DATA SHOWN:
********

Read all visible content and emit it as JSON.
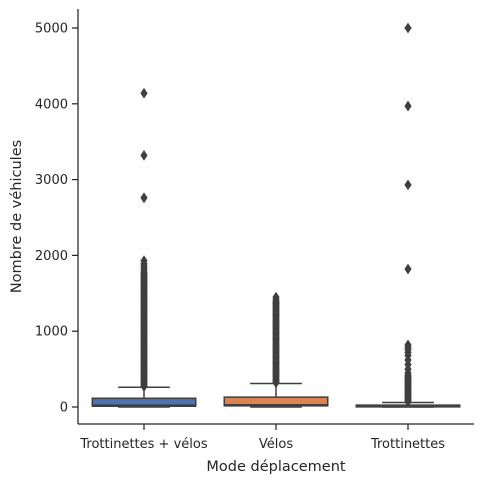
{
  "chart_data": {
    "type": "box",
    "xlabel": "Mode déplacement",
    "ylabel": "Nombre de véhicules",
    "ylim": [
      -250,
      5250
    ],
    "yticks": [
      0,
      1000,
      2000,
      3000,
      4000,
      5000
    ],
    "grid": false,
    "categories": [
      "Trottinettes + vélos",
      "Vélos",
      "Trottinettes"
    ],
    "boxes": [
      {
        "category": "Trottinettes + vélos",
        "color": "#4c72b0",
        "whisker_low": 0,
        "q1": 10,
        "median": 25,
        "q3": 115,
        "whisker_high": 260,
        "outlier_band": [
          270,
          1780
        ],
        "outliers": [
          1800,
          1830,
          1860,
          1890,
          1930,
          2760,
          3320,
          4140
        ]
      },
      {
        "category": "Vélos",
        "color": "#dd8452",
        "whisker_low": 0,
        "q1": 15,
        "median": 30,
        "q3": 130,
        "whisker_high": 310,
        "outlier_band": [
          320,
          1400
        ],
        "outliers": [
          1420,
          1450
        ]
      },
      {
        "category": "Trottinettes",
        "color": "#55a868",
        "whisker_low": 0,
        "q1": 2,
        "median": 5,
        "q3": 25,
        "whisker_high": 60,
        "outlier_band": [
          70,
          420
        ],
        "outliers": [
          450,
          500,
          560,
          620,
          680,
          720,
          760,
          790,
          820,
          1820,
          2930,
          3970,
          5000
        ]
      }
    ]
  }
}
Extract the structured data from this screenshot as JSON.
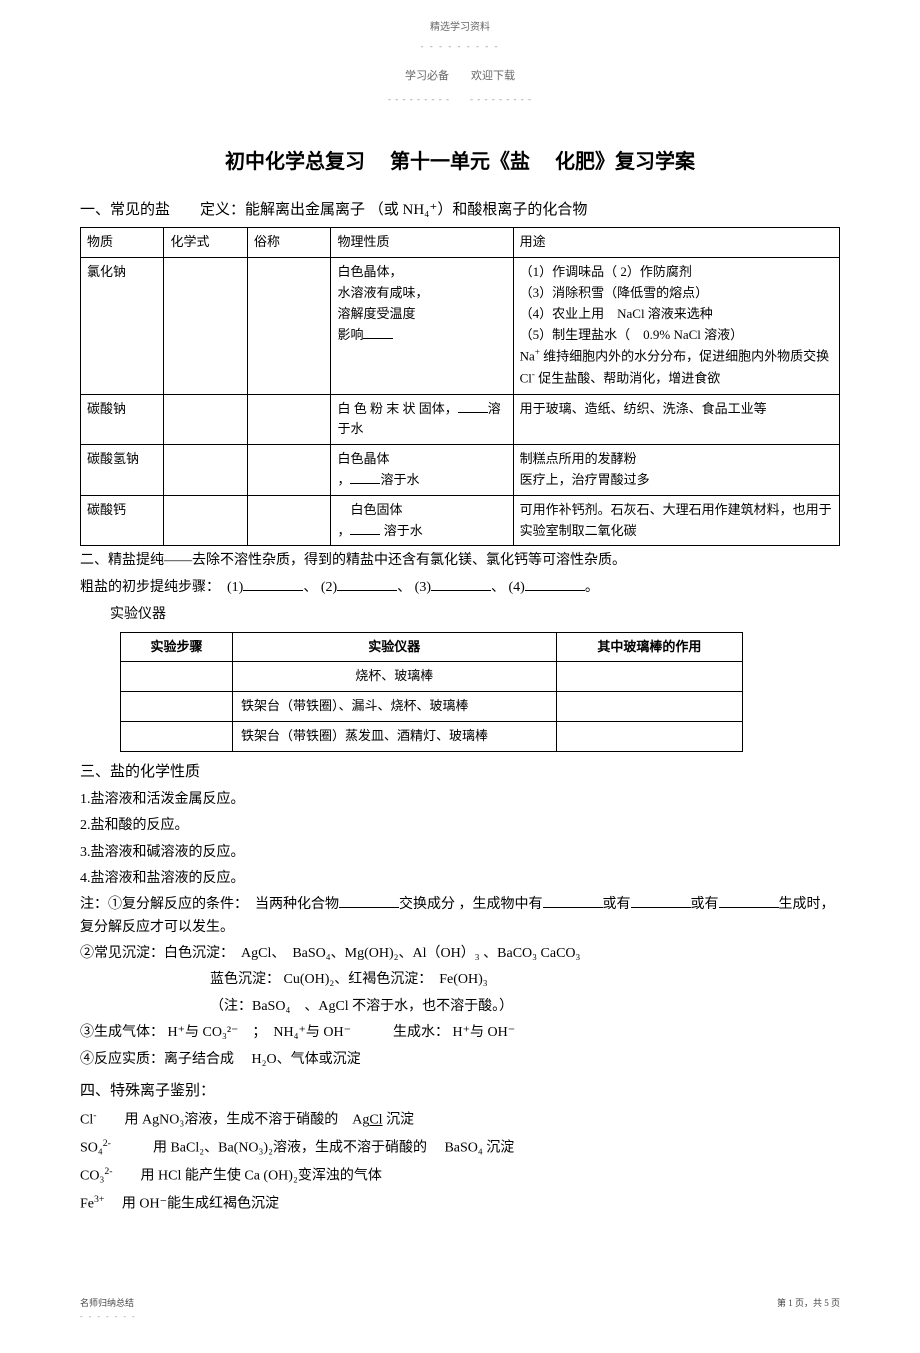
{
  "header": {
    "top_label": "精选学习资料",
    "top_dots": "- - - - - - - - -",
    "sub_header_left": "学习必备",
    "sub_header_right": "欢迎下载",
    "sub_dashed": "- - - - - - - - -　　- - - - - - - - -"
  },
  "title": "初中化学总复习　 第十一单元《盐　 化肥》复习学案",
  "section1_heading": "一、常见的盐　　定义：能解离出金属离子 （或 NH₄⁺）和酸根离子的化合物",
  "table1": {
    "headers": [
      "物质",
      "化学式",
      "俗称",
      "物理性质",
      "用途"
    ],
    "rows": [
      {
        "substance": "氯化钠",
        "formula": "",
        "common": "",
        "physical": "白色晶体，\n水溶液有咸味，\n溶解度受温度\n影响",
        "use": "（1）作调味品（ 2）作防腐剂\n（3）消除积雪（降低雪的熔点）\n（4）农业上用　NaCl 溶液来选种\n（5）制生理盐水（　0.9% NaCl 溶液）\nNa⁺ 维持细胞内外的水分分布，促进细胞内外物质交换\nCl⁻ 促生盐酸、帮助消化，增进食欲"
      },
      {
        "substance": "碳酸钠",
        "formula": "",
        "common": "",
        "physical": "白 色 粉 末 状 固体，　溶于水",
        "use": "用于玻璃、造纸、纺织、洗涤、食品工业等"
      },
      {
        "substance": "碳酸氢钠",
        "formula": "",
        "common": "",
        "physical": "白色晶体\n，　溶于水",
        "use": "制糕点所用的发酵粉\n医疗上，治疗胃酸过多"
      },
      {
        "substance": "碳酸钙",
        "formula": "",
        "common": "",
        "physical": "　白色固体\n，　 溶于水",
        "use": "可用作补钙剂。石灰石、大理石用作建筑材料，也用于实验室制取二氧化碳"
      }
    ]
  },
  "section2": {
    "line1": "二、精盐提纯——去除不溶性杂质，得到的精盐中还含有氯化镁、氯化钙等可溶性杂质。",
    "line2_prefix": "粗盐的初步提纯步骤：　(1)",
    "line2_mid1": "、 (2)",
    "line2_mid2": "、 (3)",
    "line2_mid3": "、 (4)",
    "line2_end": "。",
    "experiment_label": "实验仪器"
  },
  "table2": {
    "headers": [
      "实验步骤",
      "实验仪器",
      "其中玻璃棒的作用"
    ],
    "rows": [
      [
        "",
        "烧杯、玻璃棒",
        ""
      ],
      [
        "",
        "铁架台（带铁圈）、漏斗、烧杯、玻璃棒",
        ""
      ],
      [
        "",
        "铁架台（带铁圈）蒸发皿、酒精灯、玻璃棒",
        ""
      ]
    ]
  },
  "section3_heading": "三、盐的化学性质",
  "section3": {
    "l1": "1.盐溶液和活泼金属反应。",
    "l2": "2.盐和酸的反应。",
    "l3": "3.盐溶液和碱溶液的反应。",
    "l4": "4.盐溶液和盐溶液的反应。",
    "note1_prefix": "注：①复分解反应的条件：　当两种化合物",
    "note1_mid1": "交换成分 ，生成物中有",
    "note1_mid2": "或有",
    "note1_mid3": "或有",
    "note1_end": "生成时，复分解反应才可以发生。",
    "note2": "②常见沉淀：白色沉淀：　AgCl、　BaSO₄、Mg(OH)₂、Al（OH）₃ 、BaCO₃   CaCO₃",
    "note2b": "蓝色沉淀： Cu(OH)₂、红褐色沉淀：　Fe(OH)₃",
    "note2c": "（注：BaSO₄　、AgCl 不溶于水，也不溶于酸。）",
    "note3": "③生成气体： H⁺与 CO₃²⁻　；　NH₄⁺与 OH⁻　　　生成水： H⁺与 OH⁻",
    "note4": "④反应实质：离子结合成　 H₂O、气体或沉淀"
  },
  "section4_heading": "四、特殊离子鉴别：",
  "section4": {
    "cl": "Cl⁻　　用 AgNO₃溶液，生成不溶于硝酸的　AgCl 沉淀",
    "so4": "SO₄²⁻　　　用 BaCl₂、Ba(NO₃)₂溶液，生成不溶于硝酸的　 BaSO₄ 沉淀",
    "co3": "CO₃²⁻　　用 HCl 能产生使 Ca (OH)₂变浑浊的气体",
    "fe3": "Fe³⁺　 用 OH⁻能生成红褐色沉淀"
  },
  "footer": {
    "left": "名师归纳总结",
    "left_dots": "- - - - - - -",
    "right": "第 1 页，共 5 页"
  }
}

********

WHAT THE TASK ASKS:
Quote all of the entries word for word, omitting any pictures.

SOLUTION FOR THIS EXERCISE:
Read all visible content and emit it as JSON.
{
  "chart_data": {
    "type": "box",
    "xlabel": "Mode déplacement",
    "ylabel": "Nombre de véhicules",
    "ylim": [
      -250,
      5250
    ],
    "yticks": [
      0,
      1000,
      2000,
      3000,
      4000,
      5000
    ],
    "grid": false,
    "categories": [
      "Trottinettes + vélos",
      "Vélos",
      "Trottinettes"
    ],
    "boxes": [
      {
        "category": "Trottinettes + vélos",
        "color": "#4c72b0",
        "whisker_low": 0,
        "q1": 10,
        "median": 25,
        "q3": 115,
        "whisker_high": 260,
        "outlier_band": [
          270,
          1780
        ],
        "outliers": [
          1800,
          1830,
          1860,
          1890,
          1930,
          2760,
          3320,
          4140
        ]
      },
      {
        "category": "Vélos",
        "color": "#dd8452",
        "whisker_low": 0,
        "q1": 15,
        "median": 30,
        "q3": 130,
        "whisker_high": 310,
        "outlier_band": [
          320,
          1400
        ],
        "outliers": [
          1420,
          1450
        ]
      },
      {
        "category": "Trottinettes",
        "color": "#55a868",
        "whisker_low": 0,
        "q1": 2,
        "median": 5,
        "q3": 25,
        "whisker_high": 60,
        "outlier_band": [
          70,
          420
        ],
        "outliers": [
          450,
          500,
          560,
          620,
          680,
          720,
          760,
          790,
          820,
          1820,
          2930,
          3970,
          5000
        ]
      }
    ]
  }
}
Extract the structured data from this screenshot as JSON.
{
  "header": {
    "top_label": "精选学习资料",
    "top_dots": "- - - - - - - - -",
    "sub_header_left": "学习必备",
    "sub_header_right": "欢迎下载",
    "sub_dashed": "- - - - - - - - -　　- - - - - - - - -"
  },
  "title": "初中化学总复习　 第十一单元《盐　 化肥》复习学案",
  "section1_heading": "一、常见的盐　　定义：能解离出金属离子 （或 NH₄⁺）和酸根离子的化合物",
  "table1": {
    "headers": [
      "物质",
      "化学式",
      "俗称",
      "物理性质",
      "用途"
    ],
    "rows": [
      {
        "substance": "氯化钠",
        "formula": "",
        "common": "",
        "physical": "白色晶体，\n水溶液有咸味，\n溶解度受温度\n影响",
        "use": "（1）作调味品（ 2）作防腐剂\n（3）消除积雪（降低雪的熔点）\n（4）农业上用　NaCl 溶液来选种\n（5）制生理盐水（　0.9% NaCl 溶液）\nNa⁺ 维持细胞内外的水分分布，促进细胞内外物质交换\nCl⁻ 促生盐酸、帮助消化，增进食欲"
      },
      {
        "substance": "碳酸钠",
        "formula": "",
        "common": "",
        "physical": "白 色 粉 末 状 固体，　溶于水",
        "use": "用于玻璃、造纸、纺织、洗涤、食品工业等"
      },
      {
        "substance": "碳酸氢钠",
        "formula": "",
        "common": "",
        "physical": "白色晶体\n，　溶于水",
        "use": "制糕点所用的发酵粉\n医疗上，治疗胃酸过多"
      },
      {
        "substance": "碳酸钙",
        "formula": "",
        "common": "",
        "physical": "　白色固体\n，　 溶于水",
        "use": "可用作补钙剂。石灰石、大理石用作建筑材料，也用于实验室制取二氧化碳"
      }
    ]
  },
  "section2": {
    "line1": "二、精盐提纯——去除不溶性杂质，得到的精盐中还含有氯化镁、氯化钙等可溶性杂质。",
    "line2_prefix": "粗盐的初步提纯步骤：　(1)",
    "line2_mid1": "、 (2)",
    "line2_mid2": "、 (3)",
    "line2_mid3": "、 (4)",
    "line2_end": "。",
    "experiment_label": "实验仪器"
  },
  "table2": {
    "headers": [
      "实验步骤",
      "实验仪器",
      "其中玻璃棒的作用"
    ],
    "rows": [
      [
        "",
        "烧杯、玻璃棒",
        ""
      ],
      [
        "",
        "铁架台（带铁圈）、漏斗、烧杯、玻璃棒",
        ""
      ],
      [
        "",
        "铁架台（带铁圈）蒸发皿、酒精灯、玻璃棒",
        ""
      ]
    ]
  },
  "section3_heading": "三、盐的化学性质",
  "section3": {
    "l1": "1.盐溶液和活泼金属反应。",
    "l2": "2.盐和酸的反应。",
    "l3": "3.盐溶液和碱溶液的反应。",
    "l4": "4.盐溶液和盐溶液的反应。",
    "note1_prefix": "注：①复分解反应的条件：　当两种化合物",
    "note1_mid1": "交换成分 ，生成物中有",
    "note1_mid2": "或有",
    "note1_mid3": "或有",
    "note1_end": "生成时，复分解反应才可以发生。",
    "note2": "②常见沉淀：白色沉淀：　AgCl、　BaSO₄、Mg(OH)₂、Al（OH）₃ 、BaCO₃   CaCO₃",
    "note2b": "蓝色沉淀： Cu(OH)₂、红褐色沉淀：　Fe(OH)₃",
    "note2c": "（注：BaSO₄　、AgCl 不溶于水，也不溶于酸。）",
    "note3": "③生成气体： H⁺与 CO₃²⁻　；　NH₄⁺与 OH⁻　　　生成水： H⁺与 OH⁻",
    "note4": "④反应实质：离子结合成　 H₂O、气体或沉淀"
  },
  "section4_heading": "四、特殊离子鉴别：",
  "section4": {
    "cl": "Cl⁻　　用 AgNO₃溶液，生成不溶于硝酸的　AgCl 沉淀",
    "so4": "SO₄²⁻　　　用 BaCl₂、Ba(NO₃)₂溶液，生成不溶于硝酸的　 BaSO₄ 沉淀",
    "co3": "CO₃²⁻　　用 HCl 能产生使 Ca (OH)₂变浑浊的气体",
    "fe3": "Fe³⁺　 用 OH⁻能生成红褐色沉淀"
  },
  "footer": {
    "left": "名师归纳总结",
    "left_dots": "- - - - - - -",
    "right": "第 1 页，共 5 页"
  }
}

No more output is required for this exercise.